**Что сделать**
Перепечатайте без изменений часть текста о куске дерева в воде, начиная со слов «Теперь следует доказать, что» и заканчивая словами «минус дают ноль.».

Теперь следует доказать, что кусок дерева, который толкают равномерно частицы окружающей его воды, не имеет вовсе движения или силы, способной двигать его, хотя он постоянно меняет непосредственно место и хотя поверхность окружающей его воды никогда не остается одною и тою же, но меняется ежеминутно. Ибо если тело, которое испытывает равные толчки со всех сторон, подобно этому куску дерева, не имеет движения, то, несомненно, движение сообщается ему лишь постороннею силою, ударяющеюся о него; ведь в то время, когда эта посторонняя сила толкает его, вода противодействует ему и понемногу даже рассеивает сообщенное ему движение, ибо мало-помалу он перестает двигаться. И это представляется очевидным; ибо тело, равно толкаемое со всех сторон, может быть сжато, но, конечно, оно не может быть перемещено, потому что сила толчков равна и плюс на минус дают ноль.

**Сохранённые данные**
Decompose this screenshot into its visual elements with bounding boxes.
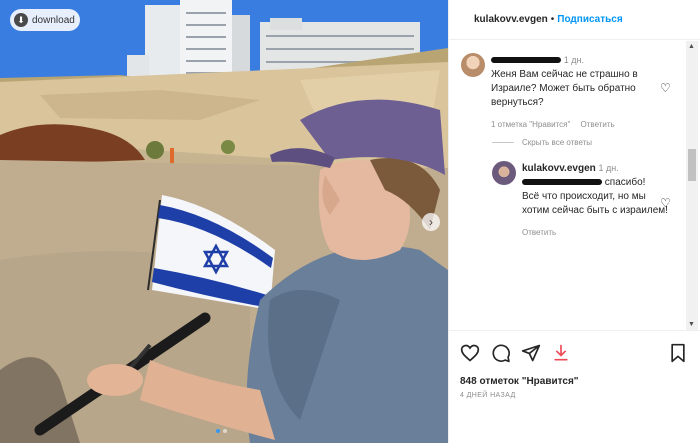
reply-item: kulakovv.evgen 1 дн. спасибо! Всё что пр… xyxy=(492,161,682,240)
scroll-thumb[interactable] xyxy=(688,149,696,181)
avatar[interactable] xyxy=(492,161,516,185)
reply-text-tail: спасибо! xyxy=(604,177,646,188)
reply-text: Всё что происходит, но мы хотим сейчас б… xyxy=(522,191,668,216)
hide-replies-button[interactable]: Скрыть все ответы xyxy=(492,138,592,147)
carousel-dot xyxy=(216,429,220,433)
like-reply-icon[interactable]: ♡ xyxy=(660,196,671,210)
redacted-mention[interactable] xyxy=(522,179,602,186)
follow-button[interactable]: Подписаться xyxy=(557,14,622,25)
photo-illustration xyxy=(0,0,448,443)
post-actions: 848 отметок "Нравится" 4 ДНЕЙ НАЗАД xyxy=(448,330,700,443)
download-button[interactable]: ⬇ download xyxy=(10,9,80,31)
download-icon[interactable] xyxy=(551,343,571,363)
reply-reply-button[interactable]: Ответить xyxy=(522,228,556,237)
comment-time: 1 дн. xyxy=(563,55,585,65)
download-label: download xyxy=(32,14,75,26)
comment-text: Женя Вам сейчас не страшно в Израиле? Мо… xyxy=(491,69,638,108)
hide-replies-label: Скрыть все ответы xyxy=(522,138,593,147)
download-icon: ⬇ xyxy=(14,13,28,27)
header-separator: • xyxy=(550,14,555,25)
reply-time: 1 дн. xyxy=(598,163,619,173)
likes-count[interactable]: 848 отметок "Нравится" xyxy=(460,376,579,387)
post-date[interactable]: 4 ДНЕЙ НАЗАД xyxy=(460,392,516,399)
divider xyxy=(492,142,514,143)
post-header: kulakovv.evgen • Подписаться xyxy=(449,0,700,40)
comments-list: 1 дн. Женя Вам сейчас не страшно в Израи… xyxy=(449,41,689,331)
redacted-username[interactable] xyxy=(491,57,561,64)
header-username[interactable]: kulakovv.evgen xyxy=(474,14,548,25)
share-icon[interactable] xyxy=(521,343,541,363)
carousel-dot xyxy=(223,429,227,433)
reply-username[interactable]: kulakovv.evgen xyxy=(522,163,596,174)
post-photo[interactable]: ⬇ download › xyxy=(0,0,448,443)
like-comment-icon[interactable]: ♡ xyxy=(660,81,671,95)
next-slide-button[interactable]: › xyxy=(422,213,440,231)
comment-meta: 1 отметка "Нравится" Ответить xyxy=(491,118,661,132)
avatar[interactable] xyxy=(461,53,485,77)
comments-scrollbar[interactable]: ▲ ▼ xyxy=(686,41,698,330)
carousel-dots xyxy=(216,429,227,433)
heart-icon[interactable] xyxy=(460,343,480,363)
bookmark-icon[interactable] xyxy=(668,343,688,363)
reply-button[interactable]: Ответить xyxy=(581,120,615,129)
comment-icon[interactable] xyxy=(491,343,511,363)
comment-likes[interactable]: 1 отметка "Нравится" xyxy=(491,120,570,129)
scroll-up-arrow-icon[interactable]: ▲ xyxy=(688,43,695,50)
reply-meta: Ответить xyxy=(522,226,672,240)
scroll-down-arrow-icon[interactable]: ▼ xyxy=(688,321,695,328)
comment-item: 1 дн. Женя Вам сейчас не страшно в Израи… xyxy=(461,53,676,132)
chevron-right-icon: › xyxy=(429,215,433,229)
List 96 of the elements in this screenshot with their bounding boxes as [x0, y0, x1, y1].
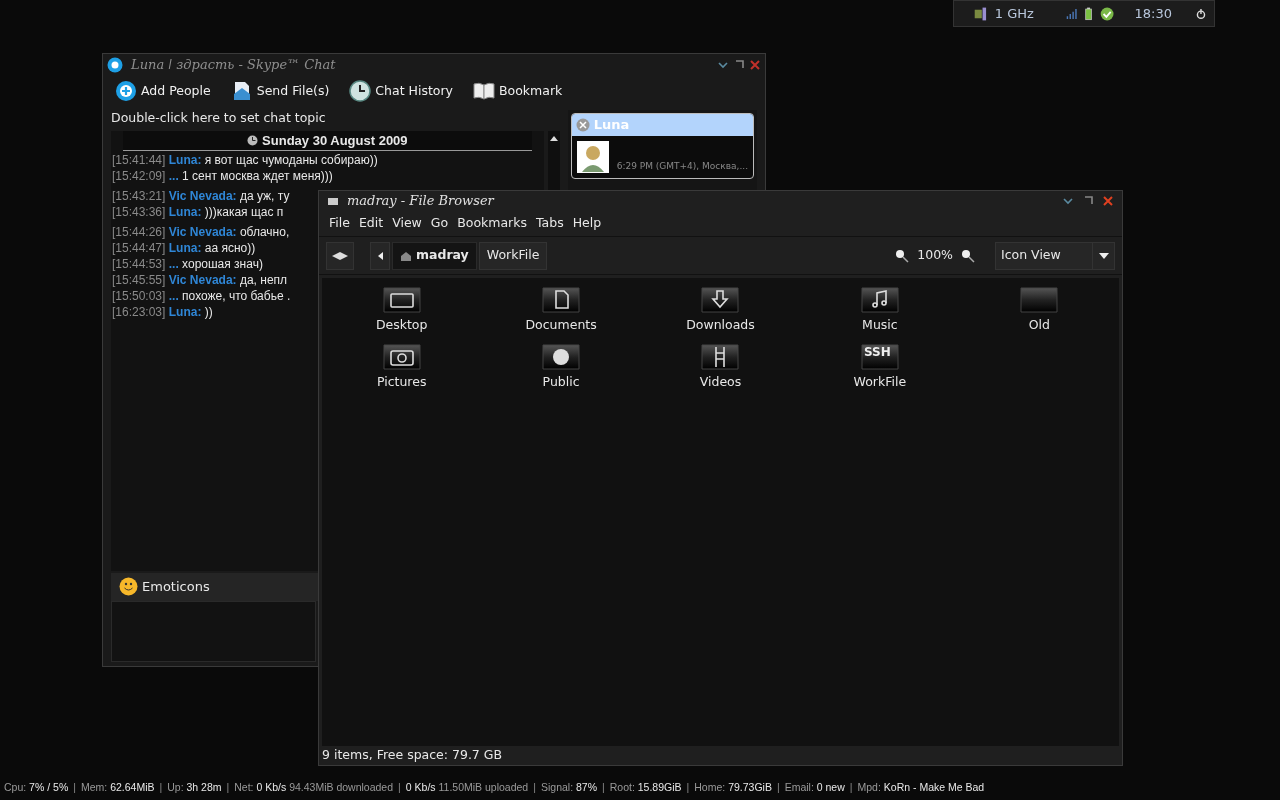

**Решение задания**
Теперь следует доказать, что кусок дерева, который толкают равномерно частицы окружающей его воды, не имеет вовсе движения или силы, способной двигать его, хотя он постоянно меняет непосредственно место и хотя поверхность окружающей его воды никогда не остается одною и тою же, но меняется ежеминутно. Ибо если тело, которое испытывает равные толчки со всех сторон, подобно этому куску дерева, не имеет движения, то, несомненно, движение сообщается ему лишь постороннею силою, ударяющеюся о него; ведь в то время, когда эта посторонняя сила толкает его, вода противодействует ему и понемногу даже рассеивает сообщенное ему движение, ибо мало-помалу он перестает двигаться. И это представляется очевидным; ибо тело, равно толкаемое со всех сторон, может быть сжато, но, конечно, оно не может быть перемещено, потому что сила толчков равна и плюс на минус дают ноль.